• **Selected excerpt**
/---

All of this helps us to understand why Phillis Wheatley's oral examination was so important. If she had indeed written her own poems, then this would demonstrate that Africans were human beings and should be liberated from slavery. If, on the other hand, she had not written, or could not write her poems, or if indeed she was like a parrot who speaks a few words plainly, then that would be another matter entirely. Essentially, she was auditioning for the humanity of the entire African people.

Some of the most skeptical had already conducted their own examinations of Phillis, one-on-one. Thomas Woolbridge, an emissary of the Earl of Dartmouth, was among those who visited the Wheatley mansion. Woolbridge wrote to Dartmouth about his encounter: "While in Boston, I heard of a very Extraordinary female Slave, who made some verses on our mutually dear deceased Friend [Whitfield]; I visited her mistress, and found by conversing with the African, that she was no Imposter; I asked if she could write on any Subject; she said Yes; we had just heard of your Lordships Appointment; I gave her your name, which she was well acquainted with. She, immediately, wrote a rough Copy of the inclosed Address & Letter, which I promised to convey or deliver. I was astonished, and could hardly believe my own Eyes. I was present when she wrote, and can attest that it is her own production; she shewd me her Letter to Lady Huntington [sic], which, I dare say, Your Lordship has seen; I send you an Account signed by her master of her Importation, Education &.c They are all wrote in her own hand."

Boston's reading public remained skeptical, however. As one of Phillis's supporters in Boston put it in a letter to his brother-in-law in Philadelphia, Wheatley's master "could not sell it by reason of their not crediting ye performances to be by a Negro."

And so the bold gambit in the Old Colony House--the decision to assemble some of the finest minds in all colonial America to question closely the African adolescent about the slender sheaf of twenty-eight poems that she and her master and mistress claimed that she had written by herself. We have no transcript of the exchanges that occurred between Miss Wheatley and her eighteen examiners. But we can imagine that some of their questions would have been prompted on the classical allusions in Wheatley's poems. "Who was Apollo?" "What happened when Phaeton rode his father's chariot?" "How did Zeus give birth to Athena?" "Name the Nine Muses." Was she perhaps asked for an extemporaneous demonstration of her talent? What we do know is that she passed with flying colors. Indeed, five among the group--Bowdoin, Cooper, Hubbard, Moorhead, and Oliver--would be immortalized in verse by the young woman herself, either in elegies or in occasional verse. But after interrogating the poet, the tribunal of eighteen agreed to sign the following attestation:

We whose Names are under-written, do assure the World, that the Poems specified in the following Page, were (as we verily believe) written by Phillis, a young Negro Girl, who was but a few Years since, brought an uncultivated Barbarian from Africa, and has ever since been, and now is, under the Disadvantage of serving as a Slave in a Family in this Town. She has been examined by some of the best judges, and is thought qualified to write them.

\---

• **Stored data**

/---

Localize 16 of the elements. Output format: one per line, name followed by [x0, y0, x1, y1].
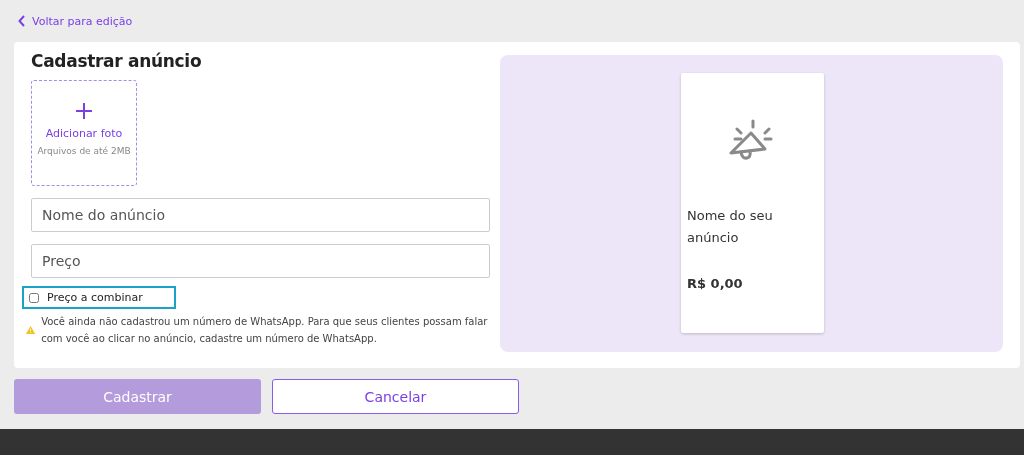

\---

• **Parts of the exercise**
1 - Copy everything from "We whose Names" down to "to write them." in the passage on Phillis Wheatley's examination, changing "Town" to "City".
2 - Write what comes next in the passage on Phillis Wheatley's oral examination, picking up after its last sentence.
The listing comes from a different source.

• **Final results**
1 -
We whose Names are under-written, do assure the World, that the Poems specified in the following Page, were (as we verily believe) written by Phillis, a young Negro Girl, who was but a few Years since, brought an uncultivated Barbarian from Africa, and has ever since been, and now is, under the Disadvantage of serving as a Slave in a Family in this City. She has been examined by some of the best judges, and is thought qualified to write them.

2 -
That attestation was absolutely essential to the publication of Wheatley's book, and even with the attestation, the book would be published first not in Boston but in London, where it appeared in the fall of 1773. Five advertisements in The London Morning Post and Advertiser in August all point to this statement as proof that Phillis is the volume's "real Author." What's more, everyone knew that the publication of Wheatley's book was an historical event, greeted by something akin to the shock of cloning a sheep. As her printer, Archibald Bell bluntly put it in the same newspaper on September 13, 1773: "The book here proposed for publication displays perhaps one of the greatest instances of pure, unassisted genius, that the world ever produced." For, he continues, "the Author is a native of Africa, and left not the dark part of the habitable system, till she was eight years old."

And so, against the greatest odds, Poems on Various Subjects, Religious and Moral, became the first book of poetry published by a person of African descent in the English language, marking the beginning of an African American literary tradition. Given the context of the Enlightenment conversation on race and reason, it should come as no surprise that the book was widely reviewed and discussed in Europe and America. Even Voltaire was moved, in 1774, to write to a correspondent that Phillis Wheatley had proven that blacks could write poetry. John Paul Jones, on the eve of sailing to France in June 1777, sent a note to a fellow officer, asking him to deliver a copy of some of his own enclosed writings to "the celebrated Phillis the African favorite of the Nine [Muses] and Apollo."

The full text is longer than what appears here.